## [DATA LINES]
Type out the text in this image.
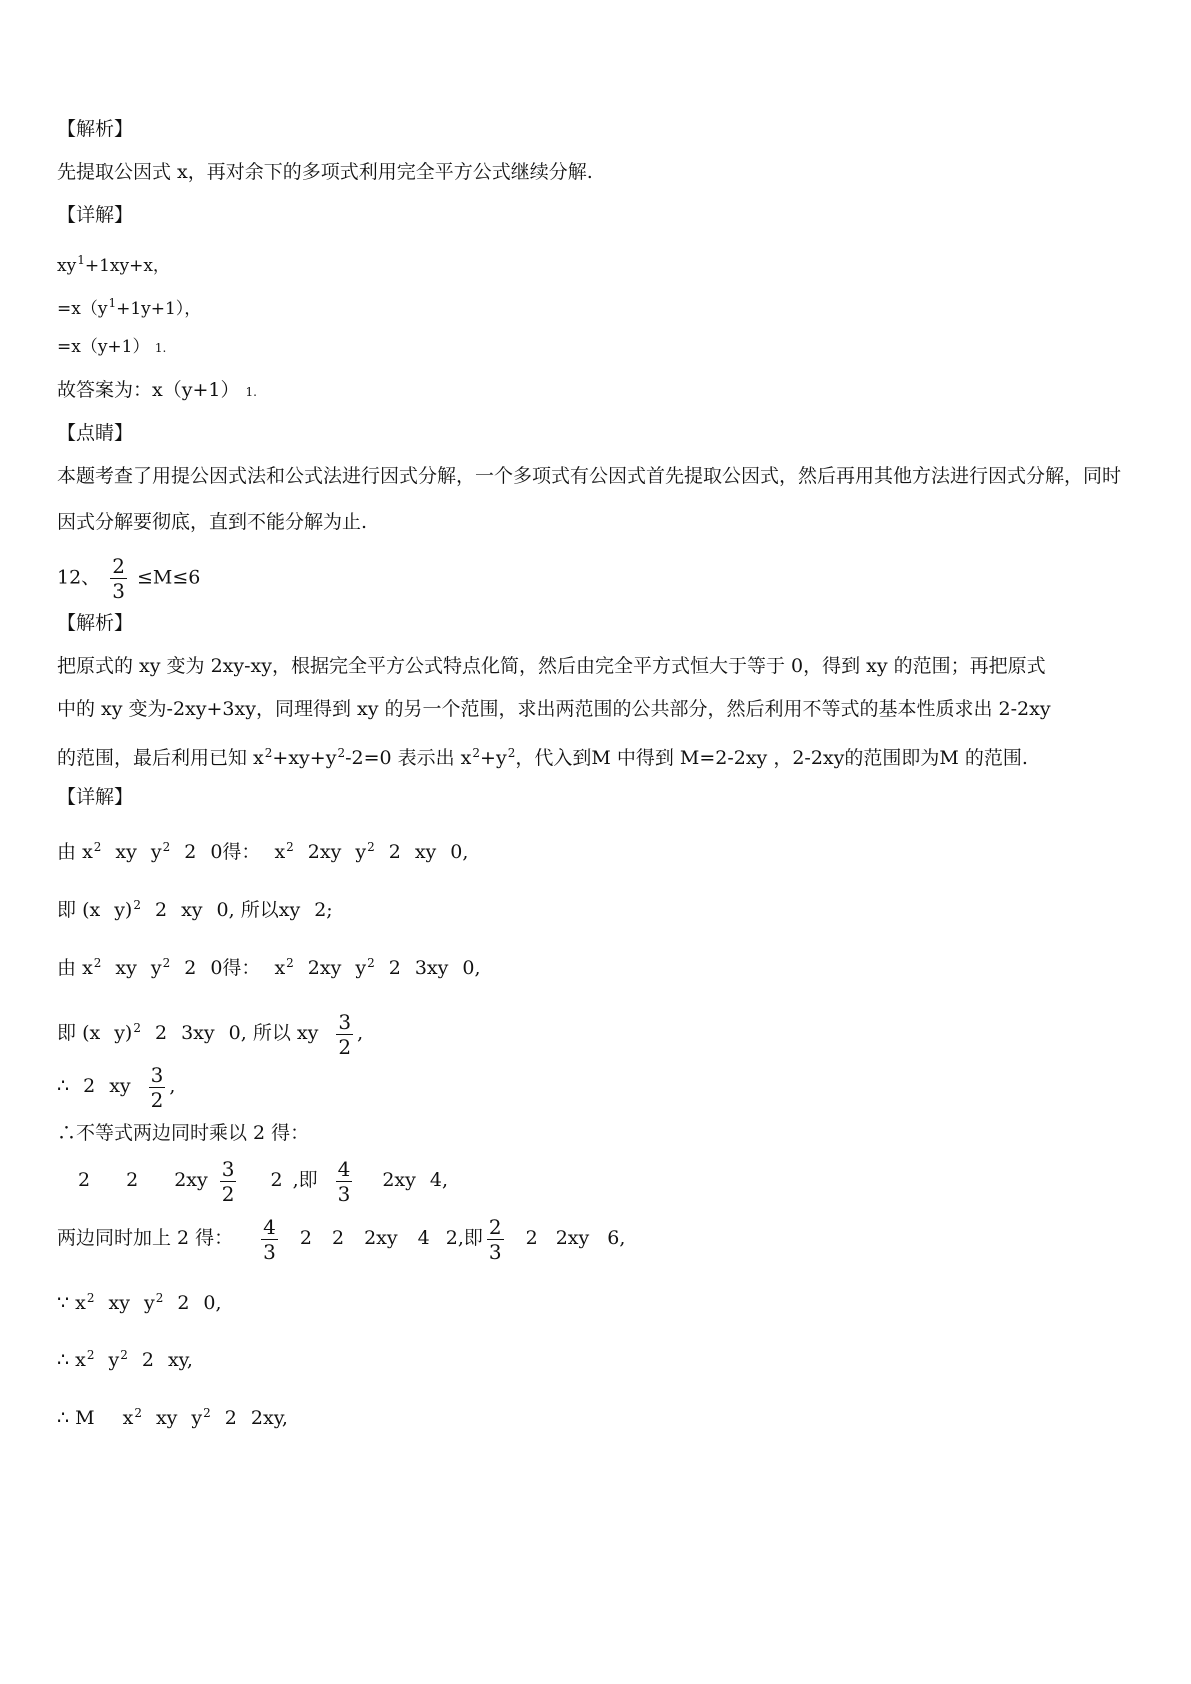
【解析】
先提取公因式 x，再对余下的多项式利用完全平方公式继续分解.
【详解】
$xy^1+1xy+x$，
$=x(y^1+1y+1)$，
=x（y+1） 1.
故答案为：x（y+1） 1.
【点睛】
本题考查了用提公因式法和公式法进行因式分解，一个多项式有公因式首先提取公因式，然后再用其他方法进行因式分解，同时因式分解要彻底，直到不能分解为止.
12、 $\frac{2}{3} \le M\le 6$
【解析】
把原式的 xy 变为 2xy-xy，根据完全平方公式特点化简，然后由完全平方式恒大于等于 0，得到 xy 的范围；再把原式
中的 xy 变为-2xy+3xy，同理得到 xy 的另一个范围，求出两范围的公共部分，然后利用不等式的基本性质求出 2-2xy
的范围，最后利用已知 $x^2+xy+y^2-2=0$ 表示出 $x^2+y^2$，代入到M 中得到 M=2-2xy ，2-2xy的范围即为M 的范围.
【详解】
由 $x^2$ xy $y^2$ 2 0得： $x^2$ 2xy $y^2$ 2 xy 0,
即 (x y)$^2$ 2 xy 0, 所以xy 2;
由 $x^2$ xy $y^2$ 2 0得： $x^2$ 2xy $y^2$ 2 3xy 0,
即 (x y)$^2$ 2 3xy 0, 所以 xy $\frac{3}{2}$ ,
∴ 2 xy $\frac{3}{2}$ ,
∴不等式两边同时乘以 2 得：
2 2 $2xy \frac{3}{2} 2$ ,即 $\frac{4}{3} 2xy$ 4,
两边同时加上 2 得： $\frac{4}{3} 2$ 2 2xy 4 2,即 $\frac{2}{3} 2$ 2xy 6,
∵ $x^2$ xy $y^2$ 2 0,
∴ $x^2$ $y^2$ 2 xy,
∴ M $x^2$ xy $y^2$ 2 2xy,
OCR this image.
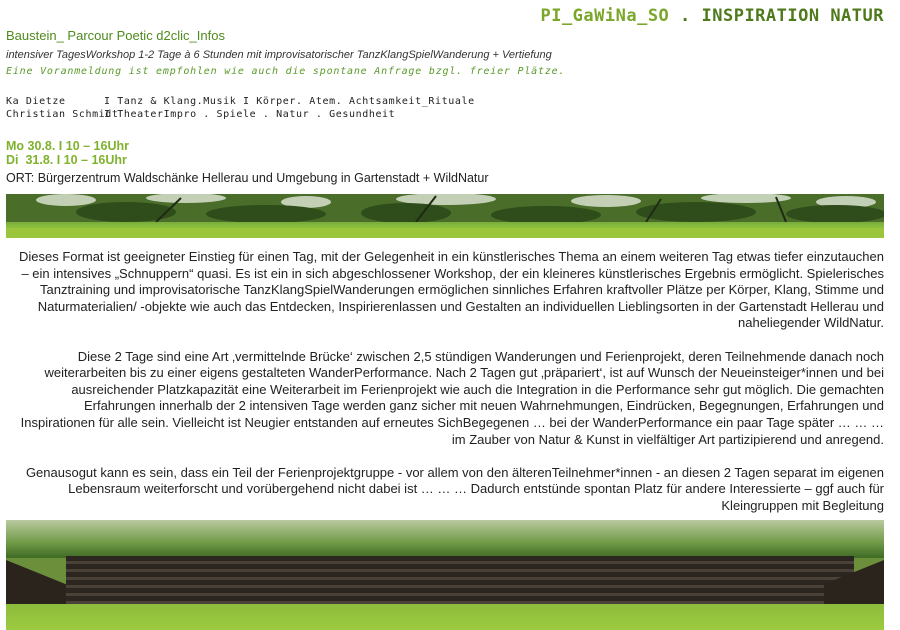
PI_GaWiNa_SO . INSPIRATION NATUR
Baustein_ Parcour Poetic d2clic_Infos
intensiver TagesWorkshop 1-2 Tage à 6 Stunden mit improvisatorischer TanzKlangSpielWanderung + Vertiefung
Eine Voranmeldung ist empfohlen wie auch die spontane Anfrage bzgl. freier Plätze.
Ka Dietze	I Tanz & Klang.Musik I Körper. Atem. Achtsamkeit_Rituale
Christian Schmidt
I TheaterImpro . Spiele . Natur . Gesundheit
Mo 30.8. I 10 – 16Uhr
Di  31.8. I 10 – 16Uhr
ORT: Bürgerzentrum Waldschänke Hellerau und Umgebung in Gartenstadt + WildNatur

Dieses Format ist geeigneter Einstieg für einen Tag, mit der Gelegenheit in ein künstlerisches Thema an einem weiteren Tag etwas tiefer einzutauchen – ein intensives „Schnuppern“ quasi. Es ist ein in sich abgeschlossener Workshop, der ein kleineres künstlerisches Ergebnis ermöglicht. Spielerisches Tanztraining und improvisatorische TanzKlangSpielWanderungen ermöglichen sinnliches Erfahren kraftvoller Plätze per Körper, Klang, Stimme und Naturmaterialien/ -objekte wie auch das Entdecken, Inspirierenlassen und Gestalten an individuellen Lieblingsorten in der Gartenstadt Hellerau und naheliegender WildNatur.

Diese 2 Tage sind eine Art ‚vermittelnde Brücke‘ zwischen 2,5 stündigen Wanderungen und Ferienprojekt, deren Teilnehmende danach noch weiterarbeiten bis zu einer eigens gestalteten WanderPerformance. Nach 2 Tagen gut ‚präpariert‘, ist auf Wunsch der Neueinsteiger*innen und bei ausreichender Platzkapazität eine Weiterarbeit im Ferienprojekt wie auch die Integration in die Performance sehr gut möglich. Die gemachten Erfahrungen innerhalb der 2 intensiven Tage werden ganz sicher mit neuen Wahrnehmungen, Eindrücken, Begegnungen, Erfahrungen und Inspirationen für alle sein. Vielleicht ist Neugier entstanden auf erneutes SichBegegenen … bei der WanderPerformance ein paar Tage später … … … im Zauber von Natur & Kunst in vielfältiger Art partizipierend und anregend.

Genausogut kann es sein, dass ein Teil der Ferienprojektgruppe - vor allem von den älterenTeilnehmer*innen - an diesen 2 Tagen separat im eigenen Lebensraum weiterforscht und vorübergehend nicht dabei ist … … … Dadurch entstünde spontan Platz für andere Interessierte – ggf auch für Kleingruppen mit Begleitung
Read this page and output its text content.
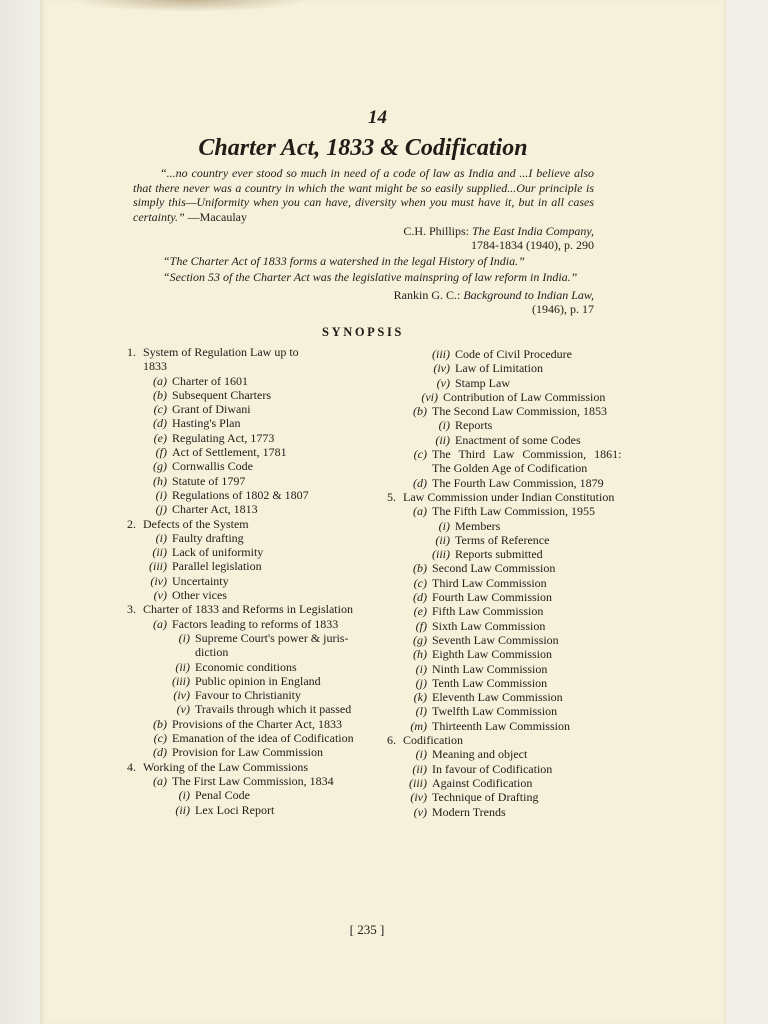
14
Charter Act, 1833 & Codification

“...no country ever stood so much in need of a code of law as India and ...I believe also that there never was a country in which the want might be so easily supplied...Our principle is simply this—Uniformity when you can have, diversity when you must have it, but in all cases certainty.” —Macaulay

C.H. Phillips: The East India Company,
1784-1834 (1940), p. 290

“The Charter Act of 1833 forms a watershed in the legal History of India.”

“Section 53 of the Charter Act was the legislative mainspring of law reform in India.”

Rankin G. C.: Background to Indian Law,
(1946), p. 17
SYNOPSIS
1. System of Regulation Law up to
1833
(a) Charter of 1601
(b) Subsequent Charters
(c) Grant of Diwani
(d) Hasting's Plan
(e) Regulating Act, 1773
(f) Act of Settlement, 1781
(g) Cornwallis Code
(h) Statute of 1797
(i) Regulations of 1802 & 1807
(j) Charter Act, 1813
2. Defects of the System
(i) Faulty drafting
(ii) Lack of uniformity
(iii) Parallel legislation
(iv) Uncertainty
(v) Other vices
3. Charter of 1833 and Reforms in Legislation
(a) Factors leading to reforms of 1833
(i) Supreme Court's power & juris-
diction
(ii) Economic conditions
(iii) Public opinion in England
(iv) Favour to Christianity
(v) Travails through which it passed
(b) Provisions of the Charter Act, 1833
(c) Emanation of the idea of Codification
(d) Provision for Law Commission
4. Working of the Law Commissions
(a) The First Law Commission, 1834
(i) Penal Code
(ii) Lex Loci Report
(iii) Code of Civil Procedure
(iv) Law of Limitation
(v) Stamp Law
(vi) Contribution of Law Commission
(b) The Second Law Commission, 1853
(i) Reports
(ii) Enactment of some Codes
(c) The Third Law Commission, 1861:
The Golden Age of Codification
(d) The Fourth Law Commission, 1879
5. Law Commission under Indian Constitution
(a) The Fifth Law Commission, 1955
(i) Members
(ii) Terms of Reference
(iii) Reports submitted
(b) Second Law Commission
(c) Third Law Commission
(d) Fourth Law Commission
(e) Fifth Law Commission
(f) Sixth Law Commission
(g) Seventh Law Commission
(h) Eighth Law Commission
(i) Ninth Law Commission
(j) Tenth Law Commission
(k) Eleventh Law Commission
(l) Twelfth Law Commission
(m) Thirteenth Law Commission
6. Codification
(i) Meaning and object
(ii) In favour of Codification
(iii) Against Codification
(iv) Technique of Drafting
(v) Modern Trends
[ 235 ]
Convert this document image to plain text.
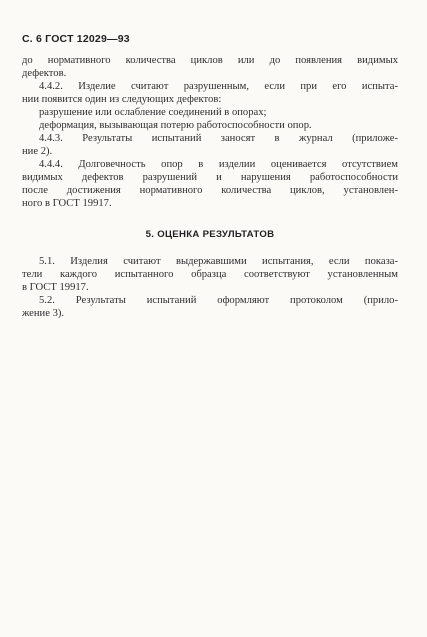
С. 6 ГОСТ 12029—93
до нормативного количества циклов или до появления видимых
дефектов.
4.4.2. Изделие считают разрушенным, если при его испыта-
нии появится один из следующих дефектов:
разрушение или ослабление соединений в опорах;
деформация, вызывающая потерю работоспособности опор.
4.4.3. Результаты испытаний заносят в журнал (приложе-
ние 2).
4.4.4. Долговечность опор в изделии оценивается отсутствием
видимых дефектов разрушений и нарушения работоспособности
после достижения нормативного количества циклов, установлен-
ного в ГОСТ 19917.
5. ОЦЕНКА РЕЗУЛЬТАТОВ
5.1. Изделия считают выдержавшими испытания, если показа-
тели каждого испытанного образца соответствуют установленным
в ГОСТ 19917.
5.2. Результаты испытаний оформляют протоколом (прило-
жение 3).
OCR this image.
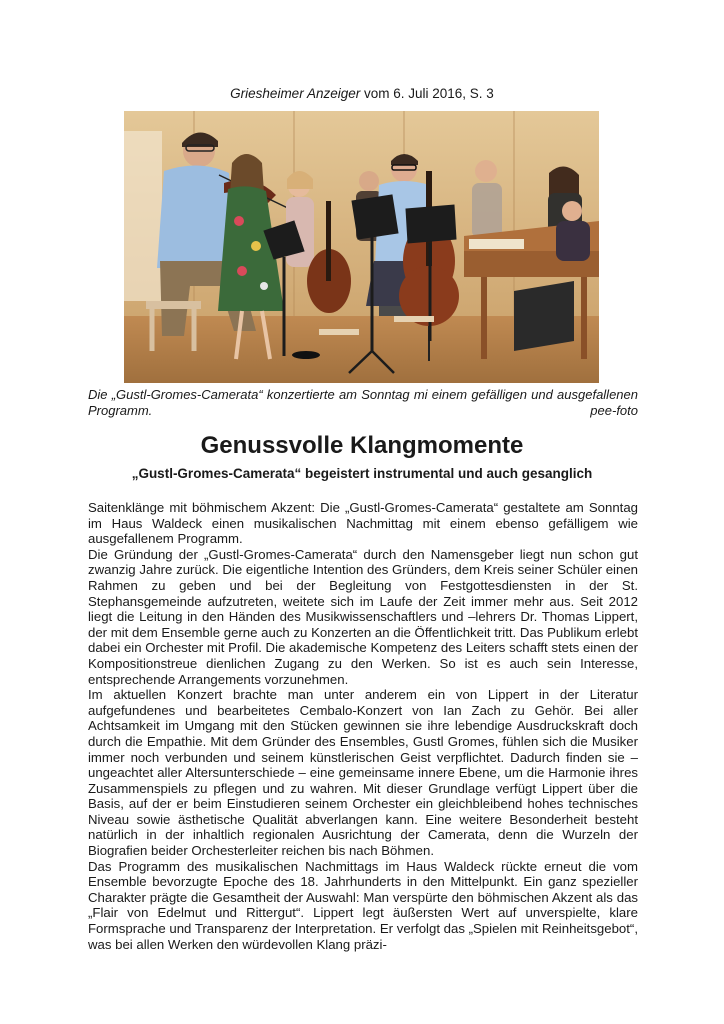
Griesheimer Anzeiger vom 6. Juli 2016, S. 3
Die „Gustl-Gromes-Camerata“ konzertierte am Sonntag mi einem gefälligen und ausgefallenen Programm.	pee-foto
Genussvolle Klangmomente
„Gustl-Gromes-Camerata“ begeistert instrumental und auch gesanglich

Saitenklänge mit böhmischem Akzent: Die „Gustl-Gromes-Camerata“ gestaltete am Sonntag im Haus Waldeck einen musikalischen Nachmittag mit einem ebenso gefälligem wie ausgefallenem Programm.

Die Gründung der „Gustl-Gromes-Camerata“ durch den Namensgeber liegt nun schon gut zwanzig Jahre zurück. Die eigentliche Intention des Gründers, dem Kreis seiner Schüler einen Rahmen zu geben und bei der Begleitung von Festgottesdiensten in der St. Stephansgemeinde aufzutreten, weitete sich im Laufe der Zeit immer mehr aus. Seit 2012 liegt die Leitung in den Händen des Musikwissenschaftlers und –lehrers Dr. Thomas Lippert, der mit dem Ensemble gerne auch zu Konzerten an die Öffentlichkeit tritt. Das Publikum erlebt dabei ein Orchester mit Profil. Die akademische Kompetenz des Leiters schafft stets einen der Kompositionstreue dienlichen Zugang zu den Werken. So ist es auch sein Interesse, entsprechende Arrangements vorzunehmen.

Im aktuellen Konzert brachte man unter anderem ein von Lippert in der Literatur aufgefundenes und bearbeitetes Cembalo-Konzert von Ian Zach zu Gehör. Bei aller Achtsamkeit im Umgang mit den Stücken gewinnen sie ihre lebendige Ausdruckskraft doch durch die Empathie. Mit dem Gründer des Ensembles, Gustl Gromes, fühlen sich die Musiker immer noch verbunden und seinem künstlerischen Geist verpflichtet. Dadurch finden sie – ungeachtet aller Altersunterschiede – eine gemeinsame innere Ebene, um die Harmonie ihres Zusammenspiels zu pflegen und zu wahren. Mit dieser Grundlage verfügt Lippert über die Basis, auf der er beim Einstudieren seinem Orchester ein gleichbleibend hohes technisches Niveau sowie ästhetische Qualität abverlangen kann. Eine weitere Besonderheit besteht natürlich in der inhaltlich regionalen Ausrichtung der Camerata, denn die Wurzeln der Biografien beider Orchesterleiter reichen bis nach Böhmen.

Das Programm des musikalischen Nachmittags im Haus Waldeck rückte erneut die vom Ensemble bevorzugte Epoche des 18. Jahrhunderts in den Mittelpunkt. Ein ganz spezieller Charakter prägte die Gesamtheit der Auswahl: Man verspürte den böhmischen Akzent als das „Flair von Edelmut und Rittergut“. Lippert legt äußersten Wert auf unverspielte, klare Formsprache und Transparenz der Interpretation. Er verfolgt das „Spielen mit Reinheitsgebot“, was bei allen Werken den würdevollen Klang präzi-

## [TASK DETAILS]
Check every line for "ГОСТ" and show the ones that have it.

## [RESULT OF THE TASK]
С. 6 ГОСТ 12029—93
ного в ГОСТ 19917.
в ГОСТ 19917.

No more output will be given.